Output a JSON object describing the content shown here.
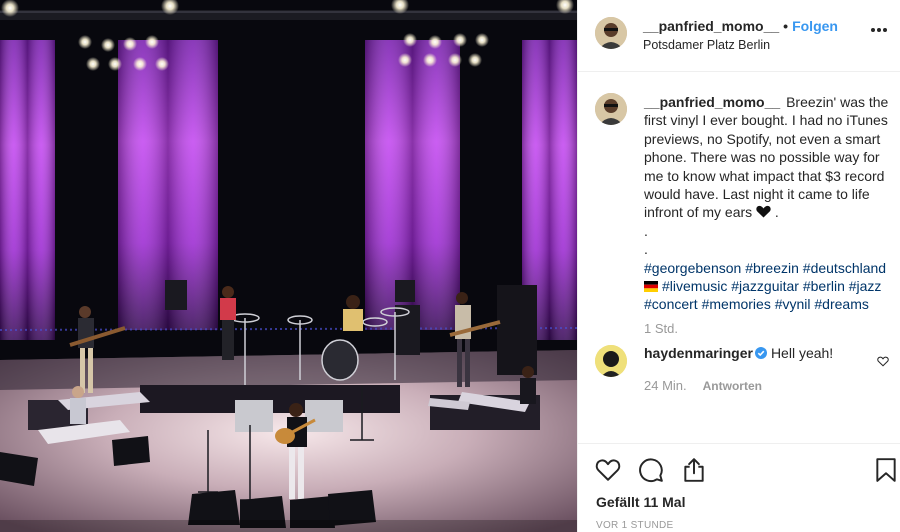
{
  "post": {
    "username": "__panfried_momo__",
    "follow_label": "Folgen",
    "location": "Potsdamer Platz Berlin",
    "caption": {
      "username": "__panfried_momo__",
      "text": "Breezin' was the first vinyl I ever bought. I had no iTunes previews, no Spotify, not even a smart phone. There was no possible way for me to know what impact that $3 record would have. Last night it came to life infront of my ears",
      "text_end": " .",
      "dot1": ".",
      "dot2": ".",
      "hashtags_line1": "#georgebenson #breezin #deutschland",
      "hashtags_line2": "#livemusic #jazzguitar #berlin #jazz #concert #memories #vynil #dreams",
      "time": "1 Std."
    },
    "reply": {
      "username": "haydenmaringer",
      "text": "Hell yeah!",
      "time": "24 Min.",
      "reply_label": "Antworten"
    },
    "likes": "Gefällt 11 Mal",
    "timestamp": "VOR 1 STUNDE"
  },
  "icons": {
    "more": "more-options-icon",
    "like": "heart-icon",
    "comment": "comment-icon",
    "share": "share-icon",
    "save": "bookmark-icon",
    "verified": "verified-badge-icon"
  },
  "colors": {
    "link_blue": "#3897f0",
    "hashtag": "#003569",
    "muted": "#999999",
    "stage_purple": "#b438e6"
  }
}
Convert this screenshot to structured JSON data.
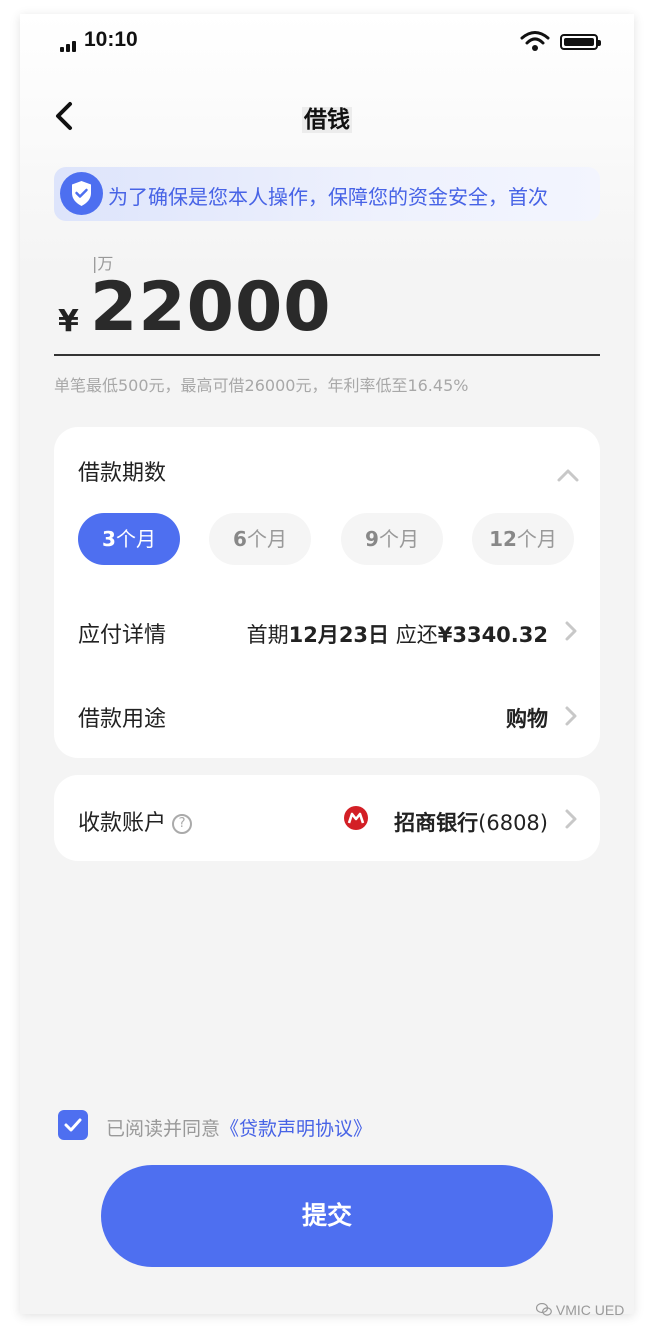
{
  "status_bar": {
    "time": "10:10"
  },
  "nav": {
    "title": "借钱"
  },
  "notice": {
    "text": "为了确保是您本人操作，保障您的资金安全，首次"
  },
  "amount": {
    "unit_hint": "万",
    "currency": "¥",
    "value": "22000",
    "limit_text": "单笔最低500元，最高可借26000元，年利率低至16.45%"
  },
  "loan_terms": {
    "label": "借款期数",
    "options": [
      {
        "num": "3",
        "unit": "个月",
        "selected": true
      },
      {
        "num": "6",
        "unit": "个月",
        "selected": false
      },
      {
        "num": "9",
        "unit": "个月",
        "selected": false
      },
      {
        "num": "12",
        "unit": "个月",
        "selected": false
      }
    ]
  },
  "payment_detail": {
    "label": "应付详情",
    "prefix": "首期",
    "first_date": "12月23日",
    "repay_label": " 应还",
    "repay_amount": "¥3340.32"
  },
  "purpose": {
    "label": "借款用途",
    "value": "购物"
  },
  "account": {
    "label": "收款账户",
    "help": "?",
    "bank": "招商银行",
    "card_suffix": "(6808)"
  },
  "agreement": {
    "checked": true,
    "prefix": "已阅读并同意",
    "link": "《贷款声明协议》"
  },
  "submit": {
    "label": "提交"
  },
  "watermark": {
    "text": "VMIC UED"
  },
  "colors": {
    "primary": "#4e6ff0",
    "notice_text": "#4763e6",
    "bank_red": "#d31f26"
  }
}
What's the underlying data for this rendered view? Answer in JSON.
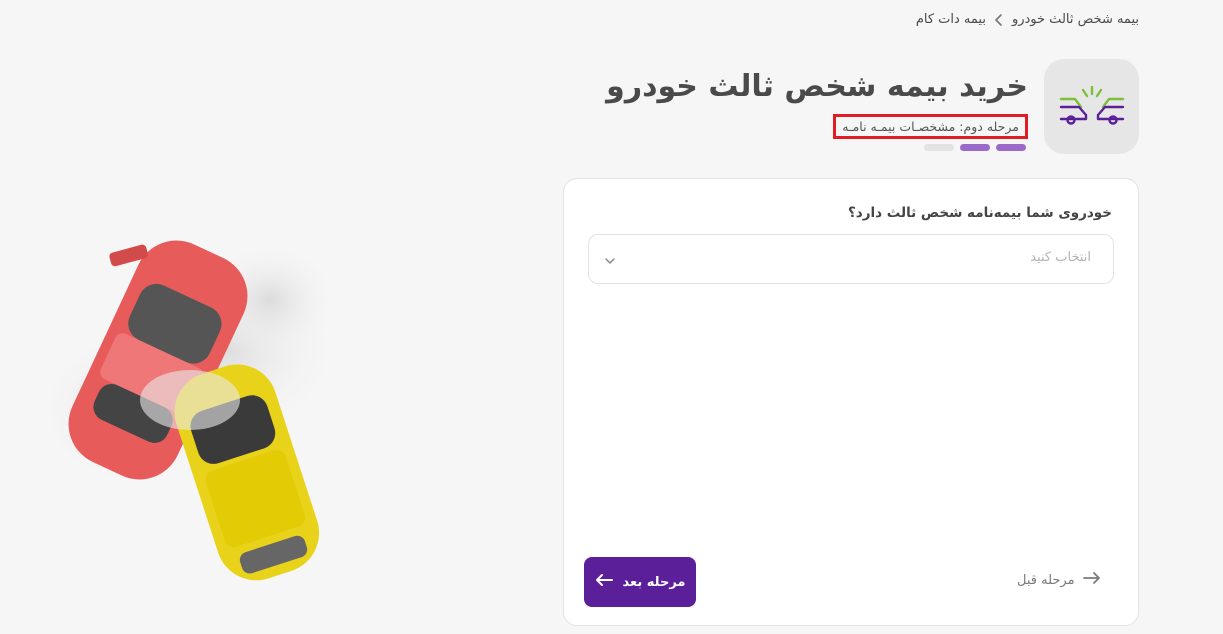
{
  "breadcrumb": {
    "home": "بیمه دات کام",
    "current": "بیمه شخص ثالث خودرو"
  },
  "header": {
    "title": "خرید بیمه شخص ثالث خودرو",
    "subtitle": "مرحله دوم: مشخصـات بیمـه نامـه",
    "logo_icon": "car-crash-icon"
  },
  "progress": {
    "steps": [
      {
        "state": "done",
        "color": "#9b6ac9"
      },
      {
        "state": "active",
        "color": "#9b6ac9"
      },
      {
        "state": "pending",
        "color": "#e3e3e3"
      }
    ]
  },
  "form": {
    "question": "خودروی شما بیمه‌نامه شخص ثالث دارد؟",
    "select_placeholder": "انتخاب کنید"
  },
  "actions": {
    "next_label": "مرحله بعد",
    "prev_label": "مرحله قبل"
  },
  "colors": {
    "accent": "#5b1f9a",
    "highlight": "#e01d24",
    "logo_green": "#7bbf3a"
  }
}
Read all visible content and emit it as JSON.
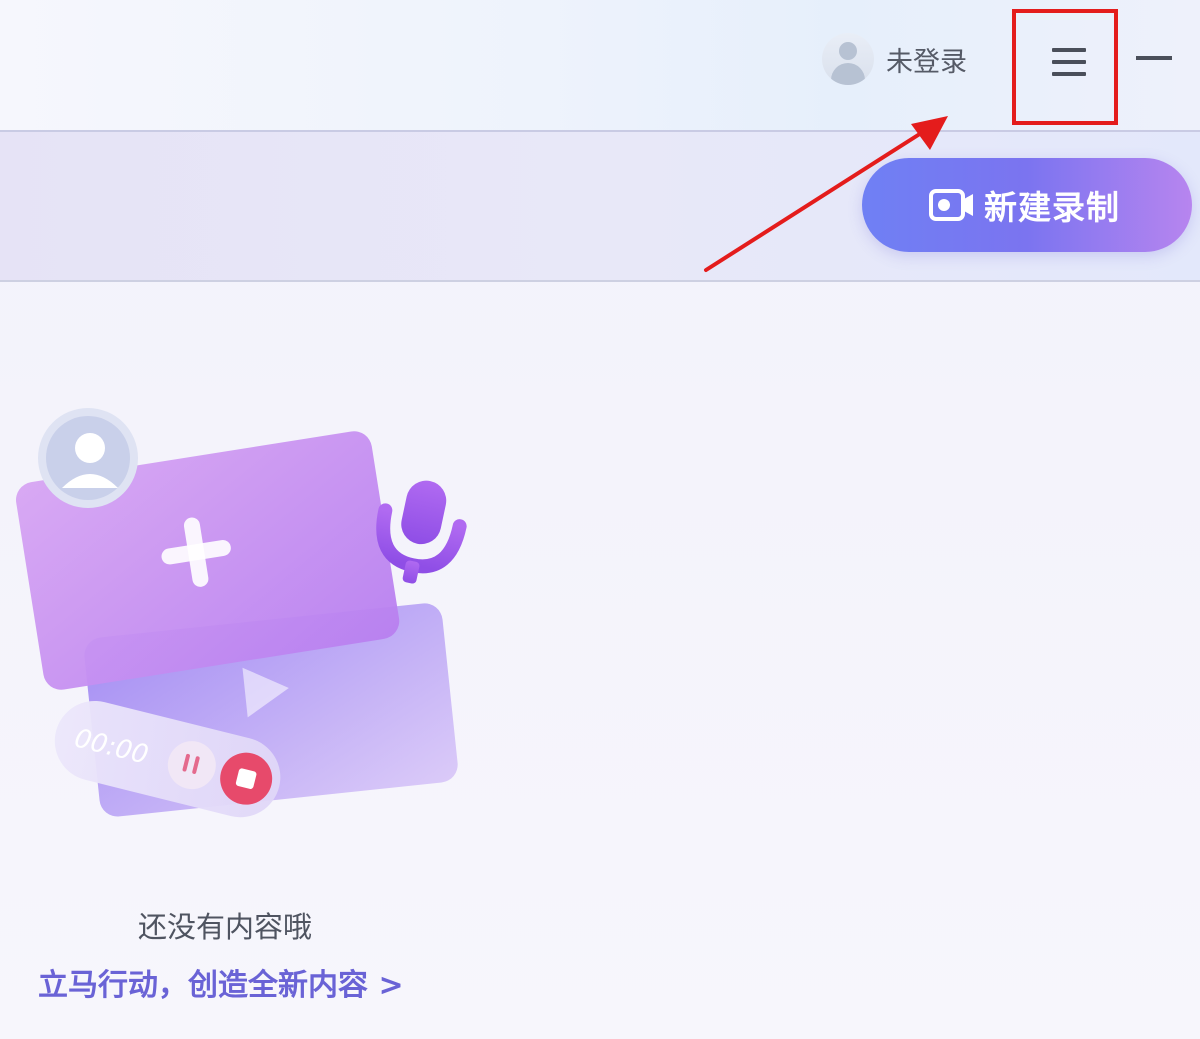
{
  "header": {
    "login_status": "未登录",
    "icons": [
      "avatar-icon",
      "menu-icon",
      "minimize-icon"
    ]
  },
  "toolbar": {
    "new_record_label": "新建录制",
    "record_icon": "video-record-icon"
  },
  "empty_state": {
    "message": "还没有内容哦",
    "cta": "立马行动，创造全新内容 >",
    "timer_text": "00:00"
  },
  "colors": {
    "accent": "#6f80f4",
    "accent_end": "#b785ef",
    "link": "#6a63d6",
    "annotation": "#e41c1c"
  }
}
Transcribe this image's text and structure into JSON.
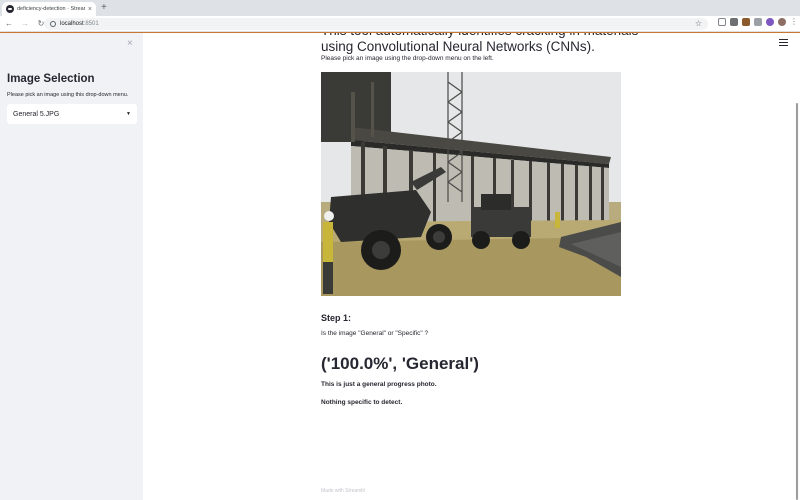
{
  "browser": {
    "tab_title": "deficiency-detection · Streamlit",
    "url_host": "localhost",
    "url_port": ":8501",
    "tab_close_glyph": "×",
    "newtab_glyph": "+",
    "star_glyph": "☆",
    "menu_glyph": "⋮"
  },
  "sidebar": {
    "close_glyph": "×",
    "title": "Image Selection",
    "caption": "Please pick an image using this drop-down menu.",
    "select_value": "General 5.JPG",
    "select_caret": "▼"
  },
  "main": {
    "title": "This tool automatically identifies cracking in materials using Convolutional Neural Networks (CNNs).",
    "instruction": "Please pick an image using the drop-down menu on the left.",
    "step_heading": "Step 1:",
    "step_question": "Is the image \"General\" or \"Specific\" ?",
    "result": "('100.0%', 'General')",
    "message_1": "This is just a general progress photo.",
    "message_2": "Nothing specific to detect.",
    "footer": "Made with Streamlit"
  },
  "colors": {
    "sidebar_bg": "#f0f2f6",
    "text": "#262730",
    "chrome_bg": "#dee1e6",
    "loading_accent": "#c9772e"
  }
}
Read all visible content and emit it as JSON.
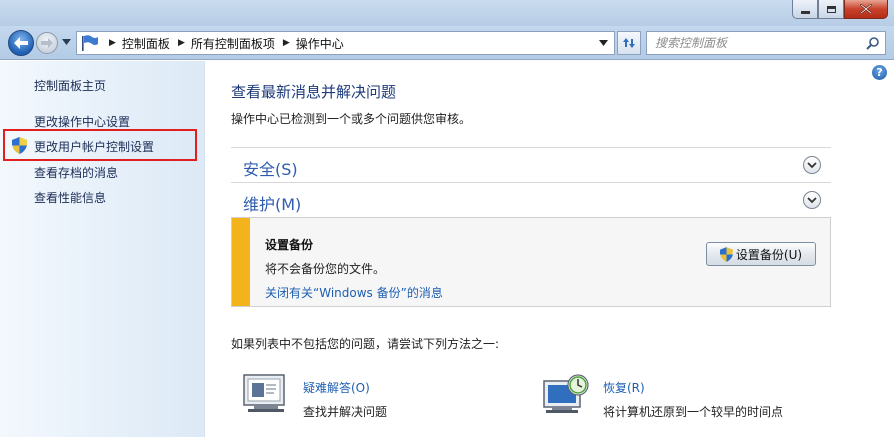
{
  "nav": {
    "breadcrumbs": [
      "控制面板",
      "所有控制面板项",
      "操作中心"
    ],
    "search_placeholder": "搜索控制面板"
  },
  "sidebar": {
    "home": "控制面板主页",
    "items": [
      {
        "label": "更改操作中心设置"
      },
      {
        "label": "更改用户帐户控制设置",
        "highlighted": true
      },
      {
        "label": "查看存档的消息"
      },
      {
        "label": "查看性能信息"
      }
    ]
  },
  "main": {
    "title": "查看最新消息并解决问题",
    "subtitle": "操作中心已检测到一个或多个问题供您审核。",
    "sections": [
      {
        "label": "安全(S)"
      },
      {
        "label": "维护(M)"
      }
    ],
    "alert": {
      "title": "设置备份",
      "message": "将不会备份您的文件。",
      "link": "关闭有关“Windows 备份”的消息",
      "button": "设置备份(U)",
      "accent_color": "#f2b31b"
    },
    "hint": "如果列表中不包括您的问题，请尝试下列方法之一:",
    "tools": [
      {
        "name": "疑难解答(O)",
        "desc": "查找并解决问题",
        "icon": "troubleshoot-icon"
      },
      {
        "name": "恢复(R)",
        "desc": "将计算机还原到一个较早的时间点",
        "icon": "recovery-icon"
      }
    ]
  },
  "colors": {
    "link": "#1e5fb3",
    "heading": "#1c3a7a",
    "highlight_border": "#e21f1f"
  }
}
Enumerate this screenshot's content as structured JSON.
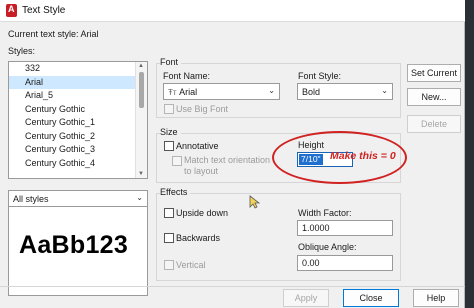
{
  "window": {
    "title": "Text Style"
  },
  "current_style": {
    "label": "Current text style:",
    "value": "Arial"
  },
  "styles": {
    "label": "Styles:",
    "items": [
      "332",
      "Arial",
      "Arial_5",
      "Century Gothic",
      "Century Gothic_1",
      "Century Gothic_2",
      "Century Gothic_3",
      "Century Gothic_4"
    ],
    "selected": "Arial",
    "filter": "All styles"
  },
  "preview": {
    "text": "AaBb123"
  },
  "font": {
    "group_label": "Font",
    "name_label": "Font Name:",
    "name_value": "Arial",
    "style_label": "Font Style:",
    "style_value": "Bold",
    "big_font_label": "Use Big Font"
  },
  "size": {
    "group_label": "Size",
    "annotative_label": "Annotative",
    "match_orientation_label": "Match text orientation to layout",
    "height_label": "Height",
    "height_value": "7/10\""
  },
  "effects": {
    "group_label": "Effects",
    "upside_down_label": "Upside down",
    "backwards_label": "Backwards",
    "vertical_label": "Vertical",
    "width_factor_label": "Width Factor:",
    "width_factor_value": "1.0000",
    "oblique_label": "Oblique Angle:",
    "oblique_value": "0.00"
  },
  "buttons": {
    "set_current": "Set Current",
    "new": "New...",
    "delete": "Delete",
    "apply": "Apply",
    "close": "Close",
    "help": "Help"
  },
  "annotation": {
    "text": "Make this = 0"
  },
  "colors": {
    "annotation": "#d12222",
    "selection": "#1e6fd0"
  }
}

++++++++

### Do this
Copy each line above that contains the string "progress".

### Result of this task
  "progress": {
    "message_1": "This is just a general progress photo.",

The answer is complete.